Excerpt →
· · ·

Peer Pressure: Distributed Recovery in Gnutella presentation

About This Presentation

Transcript and Presenter's Notes

Title: Peer Pressure: Distributed Recovery in Gnutella

1
Peer Pressure Distributed Recovery in Gnutella

Pedram Keyani
Brian Larson
Muthukumar Senthil
Computer Science Department
Stanford University

2
Introduction

Gnutella is a P2P file sharing protocol
The issue we are addressing is distributed
recovery from malicious attacks in Gnutella
Our solution is a mechanism for proactive failure
detection and recovery
Our experimental process and models
The fruits of our labor RESULTS!

3
Failure in Gnutella

Failure of nodes in Gnutella can be caused by any
number of reasons
Failure of 4 of the most highly connected nodes
in Gnutella fragments the network to the point
where it is unusable by anyone
The exact details of this are outlined in work
done by Stefan Saroiu

4
Scale Free Networks (Gnutella, Internet)

Abide by power law where
of nodes of degree N is proportional to N
-lambda
Lambda is observed to be roughly 2.3
Scale Free networks are highly resilient to large
scale random failures but weak for malicious
attacks on the most highly connected well known
nodes

5
Exponential Networks

Connections between nodes are random
No preferential connections ensures no node holds
the entire network together
They react the same way to malicious attacks and
random failures

6
Scale Free and Exponential
7
Our Hypothesis

In order to allow Gnutella to recover from
malicious attacks nodes must plan for failures by
discovering and maintaining backup connections to
form an exponential network. These backups will
be used to replace dead neighbors in the case of
a malicious attack.

8
Recovery Method

Build and maintain a virtual exponential network
connecting all the nodes
Accomplish this through random node discovery
Detect malicious attacks on active network
Switch over to exponential network

9
Random Node Discovery

Problem no centralized name authority to give a
truly random node
Solution use random walks through the network to
arrive at random node
Random Discovery Ping (RDP) is forwarded to only
one of a nodes neighbors, selected in such a way
to give a random distribution
RDPs use a hop count of 20, roughly equal to the
network diameter

10
Maintenance of Virtual Exponential Network

Each node discovers N random nodes, where N is
the minimum number of connections the node wants
to maintain
Then periodically ping these nodes to make sure
they are alive
Discover new neighbors to replace them should
they die

11
Failure Detection

Random failures result in loss of 1st degree
neighbors
Malicious attacks result in greater loss of 2nd
degree neighbors than 1st degree
Keep a history (30 seconds) of 1st and 2nd degree
neighbor loss
If 2nd degree loss exceeds 1st degree loss and a
threshold (50), mark as malicious

12
Reacting to Failures

For each neighbor lost, replace it with a node
from the virtual exponential network
Only nodes local to an attack will switch,
preserving the rest of the network structure
Do not attempt to discover additional random
nodes during an attack
When attack is deemed to be over, return to
normal operations

13
P2P Simulator

Generalized P2P network simulator
Handles message routing, time management
Support for bringing nodes up or down, injecting
failures, logging
Also created a compatible Gnutella client, and
our enhanced Gnutella client
About 5k lines of Java

14
Modeling Gnutella

No standard way to do this
Protocol only specifies message formats
Clients free to implement other aspects
Some degree of standardization
We used the most common client in our simulation
model - Bearshare

15
Bootstrapping

How do nodes connect in our simulation?

· · ·

(Bounding box entries)
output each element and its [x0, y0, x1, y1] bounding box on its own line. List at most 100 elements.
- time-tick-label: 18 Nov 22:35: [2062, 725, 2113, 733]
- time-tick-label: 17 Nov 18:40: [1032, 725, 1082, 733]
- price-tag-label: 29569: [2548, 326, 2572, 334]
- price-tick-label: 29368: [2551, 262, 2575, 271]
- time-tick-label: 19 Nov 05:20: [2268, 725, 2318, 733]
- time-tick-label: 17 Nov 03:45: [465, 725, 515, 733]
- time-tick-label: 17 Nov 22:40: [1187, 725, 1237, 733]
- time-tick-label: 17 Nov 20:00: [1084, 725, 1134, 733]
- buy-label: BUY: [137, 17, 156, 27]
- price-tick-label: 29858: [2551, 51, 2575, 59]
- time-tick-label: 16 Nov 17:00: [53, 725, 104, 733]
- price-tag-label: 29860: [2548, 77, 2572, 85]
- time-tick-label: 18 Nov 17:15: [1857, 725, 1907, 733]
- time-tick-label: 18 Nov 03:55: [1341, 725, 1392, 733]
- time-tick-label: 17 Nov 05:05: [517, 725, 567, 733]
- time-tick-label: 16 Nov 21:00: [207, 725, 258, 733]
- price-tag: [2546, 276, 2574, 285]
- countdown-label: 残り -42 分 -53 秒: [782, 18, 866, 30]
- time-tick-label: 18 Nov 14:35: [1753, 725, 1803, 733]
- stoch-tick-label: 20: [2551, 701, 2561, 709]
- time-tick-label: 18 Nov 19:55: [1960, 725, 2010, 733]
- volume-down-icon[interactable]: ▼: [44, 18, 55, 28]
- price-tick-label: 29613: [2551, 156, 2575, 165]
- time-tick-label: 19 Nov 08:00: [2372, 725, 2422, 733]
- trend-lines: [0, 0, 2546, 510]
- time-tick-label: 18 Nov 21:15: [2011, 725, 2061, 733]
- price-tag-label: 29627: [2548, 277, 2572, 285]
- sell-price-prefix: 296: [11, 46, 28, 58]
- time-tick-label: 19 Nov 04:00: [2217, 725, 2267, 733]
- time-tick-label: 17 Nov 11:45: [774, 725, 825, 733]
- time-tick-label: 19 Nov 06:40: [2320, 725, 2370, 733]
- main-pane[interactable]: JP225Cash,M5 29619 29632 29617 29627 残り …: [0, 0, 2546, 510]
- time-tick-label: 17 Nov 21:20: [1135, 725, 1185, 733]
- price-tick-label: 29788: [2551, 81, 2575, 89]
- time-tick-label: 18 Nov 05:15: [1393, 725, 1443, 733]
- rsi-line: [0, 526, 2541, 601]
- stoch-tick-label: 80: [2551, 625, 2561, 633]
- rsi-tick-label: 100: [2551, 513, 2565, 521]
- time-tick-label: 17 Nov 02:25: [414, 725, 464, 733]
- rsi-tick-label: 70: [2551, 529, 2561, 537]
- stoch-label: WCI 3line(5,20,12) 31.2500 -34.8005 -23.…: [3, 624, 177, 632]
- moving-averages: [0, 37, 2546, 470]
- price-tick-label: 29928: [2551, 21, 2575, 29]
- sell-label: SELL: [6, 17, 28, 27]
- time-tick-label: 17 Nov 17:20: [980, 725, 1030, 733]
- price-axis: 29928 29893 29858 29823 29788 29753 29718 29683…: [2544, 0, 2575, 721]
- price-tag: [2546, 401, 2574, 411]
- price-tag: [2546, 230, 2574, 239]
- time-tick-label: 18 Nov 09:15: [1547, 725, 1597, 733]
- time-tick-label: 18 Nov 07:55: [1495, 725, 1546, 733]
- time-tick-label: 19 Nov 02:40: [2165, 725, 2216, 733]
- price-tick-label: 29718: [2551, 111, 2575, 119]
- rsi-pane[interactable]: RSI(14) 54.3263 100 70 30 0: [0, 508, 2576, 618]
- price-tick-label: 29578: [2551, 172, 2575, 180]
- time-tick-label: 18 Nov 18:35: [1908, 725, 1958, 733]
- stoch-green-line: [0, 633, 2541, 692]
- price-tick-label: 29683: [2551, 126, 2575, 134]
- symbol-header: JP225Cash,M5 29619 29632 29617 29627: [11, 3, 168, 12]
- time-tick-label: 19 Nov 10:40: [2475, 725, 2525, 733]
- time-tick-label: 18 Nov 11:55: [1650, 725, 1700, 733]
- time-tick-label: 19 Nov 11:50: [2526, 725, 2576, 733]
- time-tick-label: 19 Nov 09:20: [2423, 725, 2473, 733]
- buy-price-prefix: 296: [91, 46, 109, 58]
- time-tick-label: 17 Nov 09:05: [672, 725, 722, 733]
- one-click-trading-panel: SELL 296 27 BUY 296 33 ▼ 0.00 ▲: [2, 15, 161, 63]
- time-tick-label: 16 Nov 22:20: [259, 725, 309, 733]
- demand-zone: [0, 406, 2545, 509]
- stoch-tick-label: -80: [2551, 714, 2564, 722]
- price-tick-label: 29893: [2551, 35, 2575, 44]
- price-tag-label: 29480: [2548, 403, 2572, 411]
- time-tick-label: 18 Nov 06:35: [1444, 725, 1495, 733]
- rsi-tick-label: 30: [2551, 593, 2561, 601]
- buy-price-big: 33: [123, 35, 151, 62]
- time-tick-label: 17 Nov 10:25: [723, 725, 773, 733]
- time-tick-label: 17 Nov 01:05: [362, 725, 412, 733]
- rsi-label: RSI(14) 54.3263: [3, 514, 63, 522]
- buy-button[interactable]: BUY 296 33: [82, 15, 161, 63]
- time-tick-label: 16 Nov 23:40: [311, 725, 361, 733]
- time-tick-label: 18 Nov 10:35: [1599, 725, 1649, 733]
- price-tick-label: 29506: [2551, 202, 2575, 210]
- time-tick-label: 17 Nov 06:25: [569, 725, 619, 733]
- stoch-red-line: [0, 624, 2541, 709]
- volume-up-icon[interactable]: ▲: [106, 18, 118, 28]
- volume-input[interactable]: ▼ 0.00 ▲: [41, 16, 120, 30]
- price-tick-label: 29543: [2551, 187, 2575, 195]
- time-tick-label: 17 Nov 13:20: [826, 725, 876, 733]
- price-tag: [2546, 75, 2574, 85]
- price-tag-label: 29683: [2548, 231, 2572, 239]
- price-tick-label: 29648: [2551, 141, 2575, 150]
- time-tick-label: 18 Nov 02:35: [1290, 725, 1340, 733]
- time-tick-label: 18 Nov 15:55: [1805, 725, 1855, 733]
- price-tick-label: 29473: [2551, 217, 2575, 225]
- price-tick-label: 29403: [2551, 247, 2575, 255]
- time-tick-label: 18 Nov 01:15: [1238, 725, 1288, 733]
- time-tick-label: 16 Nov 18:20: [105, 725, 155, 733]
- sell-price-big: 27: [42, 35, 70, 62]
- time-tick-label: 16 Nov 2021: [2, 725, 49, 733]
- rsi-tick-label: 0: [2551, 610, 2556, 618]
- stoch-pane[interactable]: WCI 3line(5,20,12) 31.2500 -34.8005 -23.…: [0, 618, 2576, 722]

· · ·

To be done →
(a) In the Gnutella presentation, what hop count do Random Discovery Pings use?
(b) Reproduce the passage of the Gnutella presentation starting at "Failure of nodes" and ending at "Networks (Gnutella, Internet)".

Answers per task →
(a) A hop count of 20, roughly equal to the network diameter.

(b)
Failure of nodes in Gnutella can be caused by any
number of reasons
Failure of 4 of the most highly connected nodes
in Gnutella fragments the network to the point
where it is unusable by anyone
The exact details of this are outlined in work
done by Stefan Saroiu

4
Scale Free Networks (Gnutella, Internet)